=== Begin Enclosure ===
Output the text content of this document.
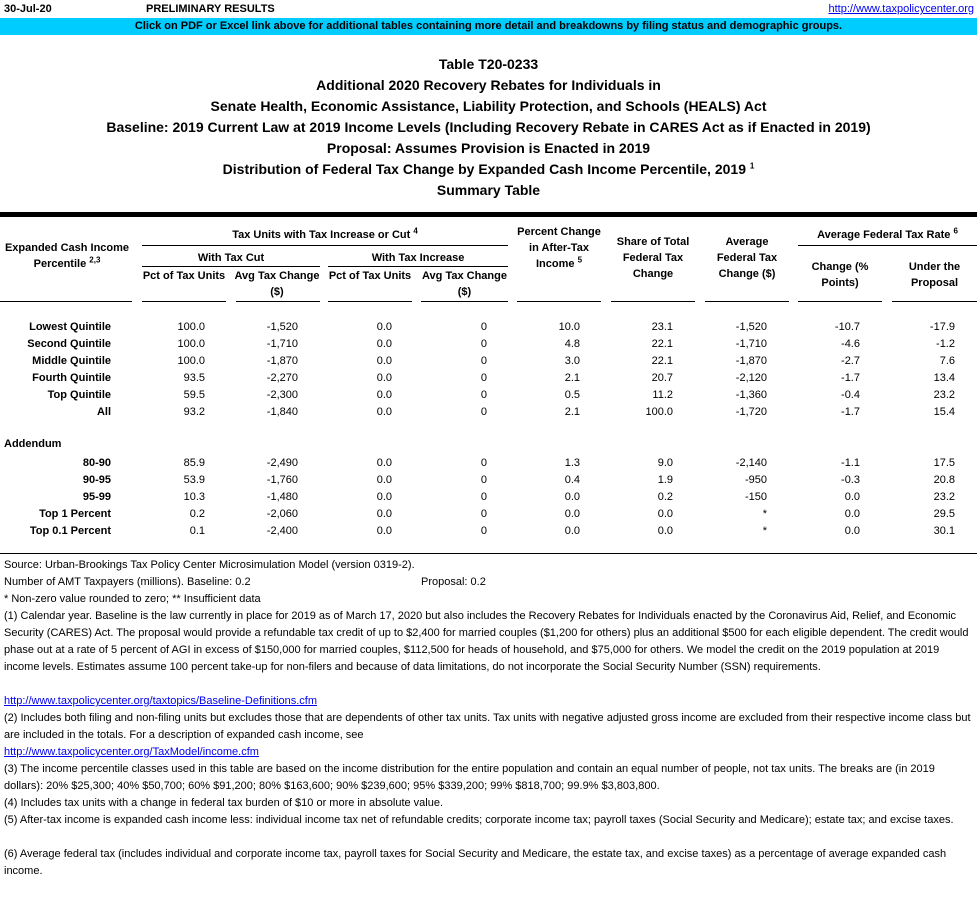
30-Jul-20	PRELIMINARY RESULTS	http://www.taxpolicycenter.org
Click on PDF or Excel link above for additional tables containing more detail and breakdowns by filing status and demographic groups.
Table T20-0233
Additional 2020 Recovery Rebates for Individuals in
Senate Health, Economic Assistance, Liability Protection, and Schools (HEALS) Act
Baseline: 2019 Current Law at 2019 Income Levels (Including Recovery Rebate in CARES Act as if Enacted in 2019)
Proposal: Assumes Provision is Enacted in 2019
Distribution of Federal Tax Change by Expanded Cash Income Percentile, 2019 $^1$
Summary Table
Tax Units with Tax Increase or Cut $^4$
With Tax Cut	With Tax Increase
Pct of Tax Units Avg Tax Change ($)
Pct of Tax Units Avg Tax Change ($)
Percent Change in After-Tax Income $^5$
Share of Total Federal Tax Change
Average Federal Tax Change ($)
Average Federal Tax Rate $^6$
Change (% Points)
Under the Proposal
Lowest Quintile	100.0	-1,520	0.0	0	10.0	23.1	-1,520	-10.7	-17.9
Second Quintile	100.0	-1,710	0.0	0	4.8	22.1	-1,710	-4.6	-1.2
Middle Quintile	100.0	-1,870	0.0	0	3.0	22.1	-1,870	-2.7	7.6
Fourth Quintile	93.5	-2,270	0.0	0	2.1	20.7	-2,120	-1.7	13.4
Top Quintile	59.5	-2,300	0.0	0	0.5	11.2	-1,360	-0.4	23.2
All	93.2	-1,840	0.0	0	2.1	100.0	-1,720	-1.7	15.4
Addendum
80-90	85.9	-2,490	0.0	0	1.3	9.0	-2,140	-1.1	17.5
90-95	53.9	-1,760	0.0	0	0.4	1.9	-950	-0.3	20.8
95-99	10.3	-1,480	0.0	0	0.0	0.2	-150	0.0	23.2
Top 1 Percent	0.2	-2,060	0.0	0	0.0	0.0	*	0.0	29.5
Top 0.1 Percent	0.1	-2,400	0.0	0	0.0	0.0	*	0.0	30.1
Source: Urban-Brookings Tax Policy Center Microsimulation Model (version 0319-2).
Number of AMT Taxpayers (millions). Baseline: 0.2	Proposal: 0.2
* Non-zero value rounded to zero; ** Insufficient data
(1) Calendar year. Baseline is the law currently in place for 2019 as of March 17, 2020 but also includes the Recovery Rebates for Individuals enacted by the Coronavirus Aid, Relief, and Economic Security (CARES) Act. The proposal would provide a refundable tax credit of up to $2,400 for married couples ($1,200 for others) plus an additional $500 for each eligible dependent. The credit would phase out at a rate of 5 percent of AGI in excess of $150,000 for married couples, $112,500 for heads of household, and $75,000 for others. We model the credit on the 2019 population at 2019 income levels. Estimates assume 100 percent take-up for non-filers and because of data limitations, do not incorporate the Social Security Number (SSN) requirements.
http://www.taxpolicycenter.org/taxtopics/Baseline-Definitions.cfm
(2) Includes both filing and non-filing units but excludes those that are dependents of other tax units. Tax units with negative adjusted gross income are excluded from their respective income class but are included in the totals. For a description of expanded cash income, see
http://www.taxpolicycenter.org/TaxModel/income.cfm
(3) The income percentile classes used in this table are based on the income distribution for the entire population and contain an equal number of people, not tax units. The breaks are (in 2019 dollars): 20% $25,300; 40% $50,700; 60% $91,200; 80% $163,600; 90% $239,600; 95% $339,200; 99% $818,700; 99.9% $3,803,800.
(4) Includes tax units with a change in federal tax burden of $10 or more in absolute value.
(5) After-tax income is expanded cash income less: individual income tax net of refundable credits; corporate income tax; payroll taxes (Social Security and Medicare); estate tax; and excise taxes.
(6) Average federal tax (includes individual and corporate income tax, payroll taxes for Social Security and Medicare, the estate tax, and excise taxes) as a percentage of average expanded cash income.
Expanded Cash Income Percentile $^{2,3}$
=== End Enclosure ===
Task:
Repeat the listing exactly, pictures excluded.

The completed task:
Output the text content of this document.
30-Jul-20	PRELIMINARY RESULTS	http://www.taxpolicycenter.org
Click on PDF or Excel link above for additional tables containing more detail and breakdowns by filing status and demographic groups.
Table T20-0233
Additional 2020 Recovery Rebates for Individuals in
Senate Health, Economic Assistance, Liability Protection, and Schools (HEALS) Act
Baseline: 2019 Current Law at 2019 Income Levels (Including Recovery Rebate in CARES Act as if Enacted in 2019)
Proposal: Assumes Provision is Enacted in 2019
Distribution of Federal Tax Change by Expanded Cash Income Percentile, 2019 $^1$
Summary Table
Tax Units with Tax Increase or Cut $^4$
With Tax Cut	With Tax Increase
Pct of Tax Units Avg Tax Change ($)
Pct of Tax Units Avg Tax Change ($)
Percent Change in After-Tax Income $^5$
Share of Total Federal Tax Change
Average Federal Tax Change ($)
Average Federal Tax Rate $^6$
Change (% Points)
Under the Proposal
Lowest Quintile	100.0	-1,520	0.0	0	10.0	23.1	-1,520	-10.7	-17.9
Second Quintile	100.0	-1,710	0.0	0	4.8	22.1	-1,710	-4.6	-1.2
Middle Quintile	100.0	-1,870	0.0	0	3.0	22.1	-1,870	-2.7	7.6
Fourth Quintile	93.5	-2,270	0.0	0	2.1	20.7	-2,120	-1.7	13.4
Top Quintile	59.5	-2,300	0.0	0	0.5	11.2	-1,360	-0.4	23.2
All	93.2	-1,840	0.0	0	2.1	100.0	-1,720	-1.7	15.4
Addendum
80-90	85.9	-2,490	0.0	0	1.3	9.0	-2,140	-1.1	17.5
90-95	53.9	-1,760	0.0	0	0.4	1.9	-950	-0.3	20.8
95-99	10.3	-1,480	0.0	0	0.0	0.2	-150	0.0	23.2
Top 1 Percent	0.2	-2,060	0.0	0	0.0	0.0	*	0.0	29.5
Top 0.1 Percent	0.1	-2,400	0.0	0	0.0	0.0	*	0.0	30.1
Source: Urban-Brookings Tax Policy Center Microsimulation Model (version 0319-2).
Number of AMT Taxpayers (millions). Baseline: 0.2	Proposal: 0.2
* Non-zero value rounded to zero; ** Insufficient data
(1) Calendar year. Baseline is the law currently in place for 2019 as of March 17, 2020 but also includes the Recovery Rebates for Individuals enacted by the Coronavirus Aid, Relief, and Economic Security (CARES) Act. The proposal would provide a refundable tax credit of up to $2,400 for married couples ($1,200 for others) plus an additional $500 for each eligible dependent. The credit would phase out at a rate of 5 percent of AGI in excess of $150,000 for married couples, $112,500 for heads of household, and $75,000 for others. We model the credit on the 2019 population at 2019 income levels. Estimates assume 100 percent take-up for non-filers and because of data limitations, do not incorporate the Social Security Number (SSN) requirements.
http://www.taxpolicycenter.org/taxtopics/Baseline-Definitions.cfm
(2) Includes both filing and non-filing units but excludes those that are dependents of other tax units. Tax units with negative adjusted gross income are excluded from their respective income class but are included in the totals. For a description of expanded cash income, see
http://www.taxpolicycenter.org/TaxModel/income.cfm
(3) The income percentile classes used in this table are based on the income distribution for the entire population and contain an equal number of people, not tax units. The breaks are (in 2019 dollars): 20% $25,300; 40% $50,700; 60% $91,200; 80% $163,600; 90% $239,600; 95% $339,200; 99% $818,700; 99.9% $3,803,800.
(4) Includes tax units with a change in federal tax burden of $10 or more in absolute value.
(5) After-tax income is expanded cash income less: individual income tax net of refundable credits; corporate income tax; payroll taxes (Social Security and Medicare); estate tax; and excise taxes.
(6) Average federal tax (includes individual and corporate income tax, payroll taxes for Social Security and Medicare, the estate tax, and excise taxes) as a percentage of average expanded cash income.
Expanded Cash Income Percentile $^{2,3}$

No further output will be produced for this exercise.